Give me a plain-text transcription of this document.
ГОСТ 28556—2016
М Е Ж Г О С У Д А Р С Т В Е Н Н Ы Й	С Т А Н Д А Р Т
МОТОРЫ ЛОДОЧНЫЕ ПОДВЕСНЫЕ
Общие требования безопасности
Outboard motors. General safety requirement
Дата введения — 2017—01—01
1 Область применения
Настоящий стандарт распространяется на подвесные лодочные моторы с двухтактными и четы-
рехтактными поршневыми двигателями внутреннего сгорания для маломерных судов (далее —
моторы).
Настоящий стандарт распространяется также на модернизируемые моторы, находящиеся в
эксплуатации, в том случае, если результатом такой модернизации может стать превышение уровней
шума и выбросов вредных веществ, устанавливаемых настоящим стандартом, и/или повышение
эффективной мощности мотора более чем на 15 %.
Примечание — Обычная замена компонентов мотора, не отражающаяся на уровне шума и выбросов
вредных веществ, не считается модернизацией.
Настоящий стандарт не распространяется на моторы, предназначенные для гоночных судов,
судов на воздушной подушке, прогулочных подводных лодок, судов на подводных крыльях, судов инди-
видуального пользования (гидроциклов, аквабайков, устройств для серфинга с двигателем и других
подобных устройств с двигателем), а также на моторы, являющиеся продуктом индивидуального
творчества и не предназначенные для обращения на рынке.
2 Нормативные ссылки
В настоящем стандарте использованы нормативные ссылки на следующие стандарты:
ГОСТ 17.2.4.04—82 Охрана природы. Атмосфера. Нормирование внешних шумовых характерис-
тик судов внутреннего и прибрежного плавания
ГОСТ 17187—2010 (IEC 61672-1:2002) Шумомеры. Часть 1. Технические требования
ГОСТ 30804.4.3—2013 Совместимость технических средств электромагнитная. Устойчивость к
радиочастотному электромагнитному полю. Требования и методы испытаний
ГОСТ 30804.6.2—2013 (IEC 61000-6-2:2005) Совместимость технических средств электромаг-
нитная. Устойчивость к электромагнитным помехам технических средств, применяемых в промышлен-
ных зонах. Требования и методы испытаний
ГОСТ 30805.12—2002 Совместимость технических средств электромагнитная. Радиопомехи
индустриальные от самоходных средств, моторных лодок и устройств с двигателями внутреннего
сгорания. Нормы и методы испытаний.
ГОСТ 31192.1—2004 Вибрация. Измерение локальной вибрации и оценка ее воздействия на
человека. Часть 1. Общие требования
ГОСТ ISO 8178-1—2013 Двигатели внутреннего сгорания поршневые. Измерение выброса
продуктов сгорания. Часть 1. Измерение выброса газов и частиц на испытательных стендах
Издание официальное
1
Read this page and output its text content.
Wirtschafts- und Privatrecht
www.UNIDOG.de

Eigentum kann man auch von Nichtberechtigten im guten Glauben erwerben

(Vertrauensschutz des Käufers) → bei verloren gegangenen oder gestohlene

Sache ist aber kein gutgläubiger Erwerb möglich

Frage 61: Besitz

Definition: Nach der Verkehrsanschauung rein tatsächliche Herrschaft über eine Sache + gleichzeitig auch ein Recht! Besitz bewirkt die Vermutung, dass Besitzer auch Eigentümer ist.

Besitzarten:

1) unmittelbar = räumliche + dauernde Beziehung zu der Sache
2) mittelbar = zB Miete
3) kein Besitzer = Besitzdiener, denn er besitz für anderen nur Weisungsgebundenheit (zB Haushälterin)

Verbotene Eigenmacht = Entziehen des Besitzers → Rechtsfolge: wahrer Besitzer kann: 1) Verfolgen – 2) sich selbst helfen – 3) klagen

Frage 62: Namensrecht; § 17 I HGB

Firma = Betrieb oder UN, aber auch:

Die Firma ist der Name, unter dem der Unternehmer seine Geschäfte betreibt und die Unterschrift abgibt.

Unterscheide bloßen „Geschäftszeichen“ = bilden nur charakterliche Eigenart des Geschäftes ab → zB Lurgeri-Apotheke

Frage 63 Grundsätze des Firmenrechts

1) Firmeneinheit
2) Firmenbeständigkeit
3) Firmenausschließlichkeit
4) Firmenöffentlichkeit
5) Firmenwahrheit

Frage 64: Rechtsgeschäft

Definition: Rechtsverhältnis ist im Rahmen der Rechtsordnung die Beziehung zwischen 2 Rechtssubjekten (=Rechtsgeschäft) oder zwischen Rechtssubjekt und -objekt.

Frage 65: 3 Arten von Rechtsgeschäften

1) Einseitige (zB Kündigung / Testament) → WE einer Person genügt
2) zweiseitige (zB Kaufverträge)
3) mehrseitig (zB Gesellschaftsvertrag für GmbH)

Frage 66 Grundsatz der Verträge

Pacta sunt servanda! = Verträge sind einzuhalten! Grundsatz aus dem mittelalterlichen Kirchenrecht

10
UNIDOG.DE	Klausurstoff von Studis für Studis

— EXERCISE —
Pick out the lines that have the word "Настоящий". Copy them all.

— RESPONSE —
Настоящий стандарт распространяется на подвесные лодочные моторы с двухтактными и четы-
Настоящий стандарт распространяется также на модернизируемые моторы, находящиеся в
Настоящий стандарт не распространяется на моторы, предназначенные для гоночных судов,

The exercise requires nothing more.